REQUIREMENT
Copy the rows starting at the one containing "terminal-num: 21 <box>431 342 449 359</box>" and ending at the one containing "aux-contact-label: 辅助触头 <box>542", keeping each row unchanged.

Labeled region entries
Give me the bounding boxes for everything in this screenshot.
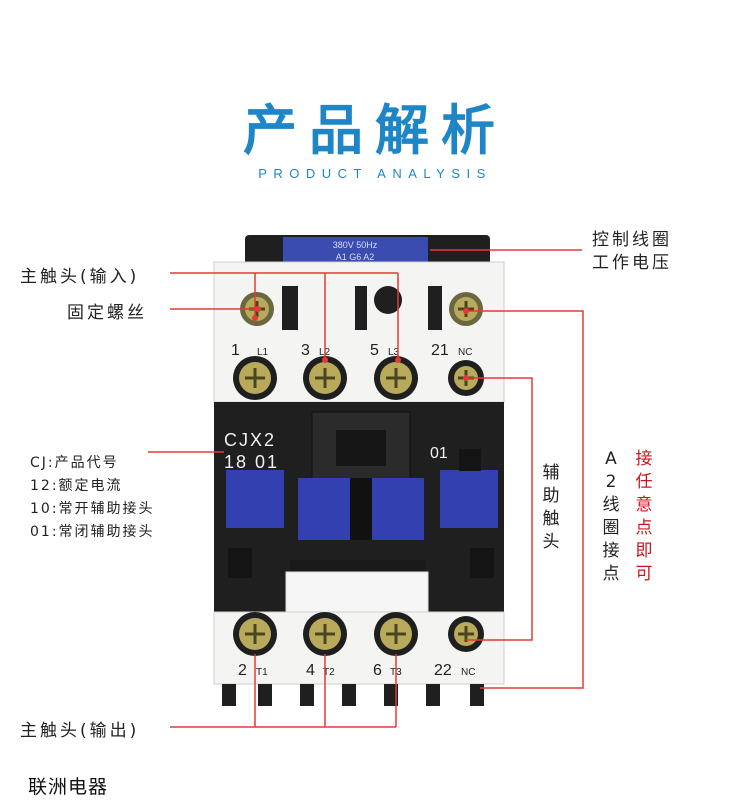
terminal-num: 21 <box>431 342 449 359</box>
blue-block-2 <box>298 478 350 540</box>
coil-label-plate <box>283 237 428 263</box>
aux-code: 01 <box>430 445 448 462</box>
terminal-num: 5 <box>370 342 379 359</box>
terminal-num: 22 <box>434 662 452 679</box>
front-window <box>285 571 429 613</box>
aux-contact-label: 辅助触头 <box>542 463 560 552</box>
terminal-sub: L1 <box>257 347 269 358</box>
model-line-2: 18 01 <box>224 452 279 472</box>
terminal-sub: NC <box>461 667 475 678</box>
bottom-terminal-screws <box>233 612 484 656</box>
any-point-note: 接任意点即可 <box>635 449 653 584</box>
coil-sub-text: A1 G6 A2 <box>336 252 375 262</box>
terminal-num: 1 <box>231 342 240 359</box>
base-feet <box>222 684 484 706</box>
fixing-screw-label: 固定螺丝 <box>67 303 147 323</box>
terminal-num: 6 <box>373 662 382 679</box>
coil-label-text: 380V 50Hz <box>333 240 378 250</box>
terminal-sub: T1 <box>256 667 268 678</box>
legend-item: 12:额定电流 <box>30 478 123 494</box>
model-legend: CJ:产品代号 12:额定电流 10:常开辅助接头 01:常闭辅助接头 <box>30 452 155 544</box>
top-terminal-screws <box>233 356 484 400</box>
terminal-sub: NC <box>458 347 472 358</box>
a2-coil-point-label: A2线圈接点 <box>602 449 620 584</box>
blue-block-1 <box>226 470 284 528</box>
terminal-num: 3 <box>301 342 310 359</box>
coil-voltage-label: 控制线圈工作电压 <box>592 230 672 273</box>
blue-block-4 <box>440 470 498 528</box>
brand-watermark: 联洲电器 <box>28 776 109 798</box>
model-line-1: CJX2 <box>224 430 276 450</box>
leader-lines <box>148 249 584 728</box>
legend-item: CJ:产品代号 <box>30 455 119 471</box>
page-title: 产品解析 <box>243 99 507 162</box>
leader-a2 <box>466 310 584 689</box>
blue-block-3 <box>372 478 424 540</box>
main-contact-input-label: 主触头(输入) <box>20 267 140 287</box>
leader-aux <box>466 377 533 641</box>
terminal-num: 2 <box>238 662 247 679</box>
leader-main-out <box>170 654 397 728</box>
page-subtitle: PRODUCT ANALYSIS <box>258 166 492 181</box>
legend-item: 01:常闭辅助接头 <box>30 524 155 540</box>
main-contact-output-label: 主触头(输出) <box>20 721 140 741</box>
legend-item: 10:常开辅助接头 <box>30 501 155 517</box>
leader-main-in <box>170 272 399 360</box>
terminal-sub: L3 <box>388 347 400 358</box>
terminal-num: 4 <box>306 662 315 679</box>
terminal-sub: T2 <box>323 667 335 678</box>
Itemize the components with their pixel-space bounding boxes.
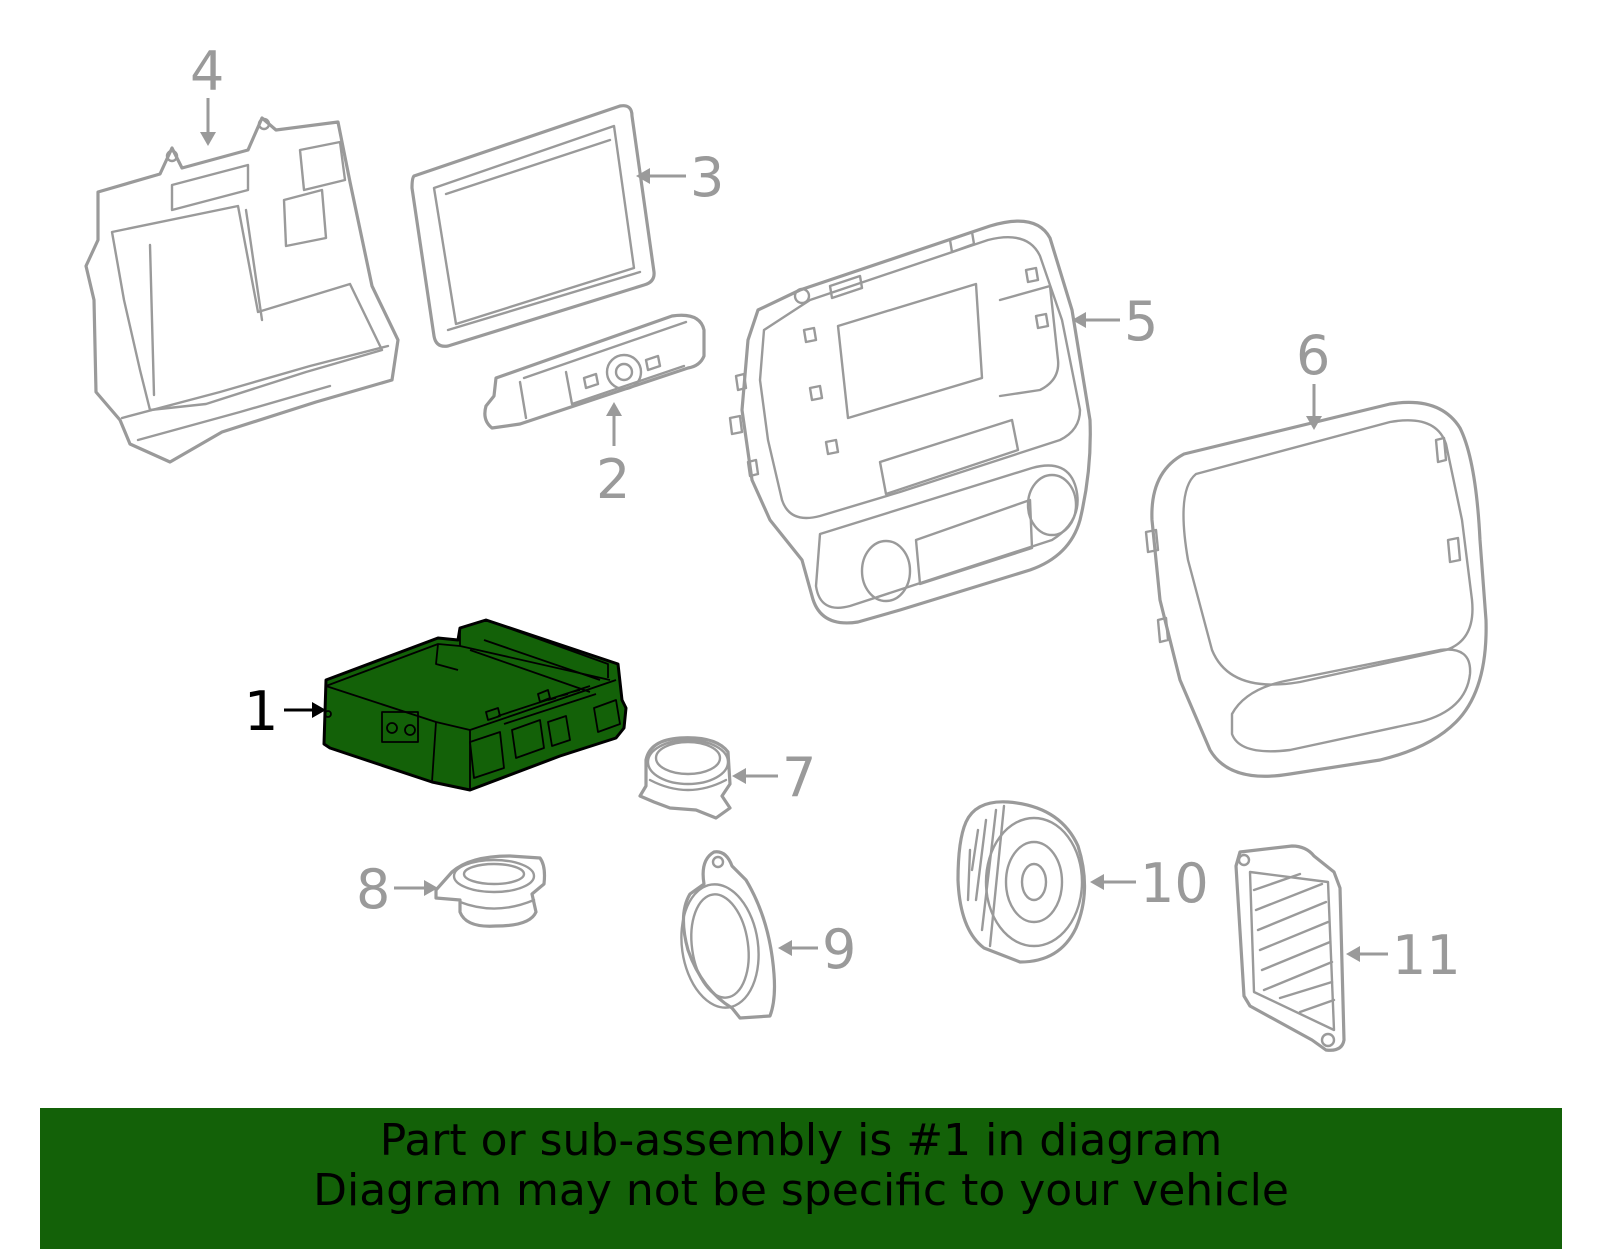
- callout-7: 7: [732, 746, 816, 809]
- part-9-speaker-ring[interactable]: [674, 850, 777, 1020]
- callout-4: 4: [190, 40, 224, 146]
- part-4-bracket[interactable]: [84, 116, 400, 464]
- callout-number-6: 6: [1296, 324, 1330, 387]
- callout-number-7: 7: [782, 746, 816, 809]
- callout-number-10: 10: [1140, 852, 1209, 915]
- banner-line-1: Part or sub-assembly is #1 in diagram: [379, 1115, 1223, 1166]
- callout-3: 3: [636, 146, 724, 209]
- info-banner: Part or sub-assembly is #1 in diagram Di…: [40, 1108, 1562, 1249]
- part-11-amplifier[interactable]: [1234, 844, 1346, 1052]
- callout-number-8: 8: [356, 858, 390, 921]
- part-10-woofer[interactable]: [956, 800, 1087, 964]
- callout-number-5: 5: [1124, 290, 1158, 353]
- callout-number-3: 3: [690, 146, 724, 209]
- callout-number-4: 4: [190, 40, 224, 103]
- callout-8: 8: [356, 858, 438, 921]
- part-6-trim-bezel[interactable]: [1144, 400, 1488, 778]
- banner-line-2: Diagram may not be specific to your vehi…: [313, 1165, 1289, 1216]
- callout-9: 9: [778, 918, 856, 981]
- callout-2: 2: [596, 402, 630, 511]
- callout-11: 11: [1346, 924, 1461, 987]
- part-3-display[interactable]: [410, 104, 656, 348]
- callout-10: 10: [1090, 852, 1209, 915]
- part-2-control-panel[interactable]: [483, 313, 706, 430]
- callout-5: 5: [1072, 290, 1158, 353]
- callout-number-1: 1: [244, 680, 278, 743]
- part-1-radio-module[interactable]: [322, 618, 628, 792]
- callout-1: 1: [244, 680, 326, 743]
- part-8-small-speaker[interactable]: [434, 854, 547, 928]
- callout-number-2: 2: [596, 448, 630, 511]
- callout-number-11: 11: [1392, 924, 1461, 987]
- part-7-tweeter[interactable]: [638, 736, 732, 820]
- part-5-faceplate[interactable]: [728, 219, 1092, 625]
- callout-number-9: 9: [822, 918, 856, 981]
- callout-6: 6: [1296, 324, 1330, 430]
- parts-diagram: 1 2 3 4 5 6 7 8 9 10: [84, 40, 1488, 1052]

RESULT
terminal-num: 21 <box>431 342 449 359</box>
blue-block-2 <box>298 478 350 540</box>
coil-label-plate <box>283 237 428 263</box>
aux-code: 01 <box>430 445 448 462</box>
terminal-num: 5 <box>370 342 379 359</box>
terminal-num: 22 <box>434 662 452 679</box>
front-window <box>285 571 429 613</box>
aux-contact-label: 辅助触头 <box>542 463 560 552</box>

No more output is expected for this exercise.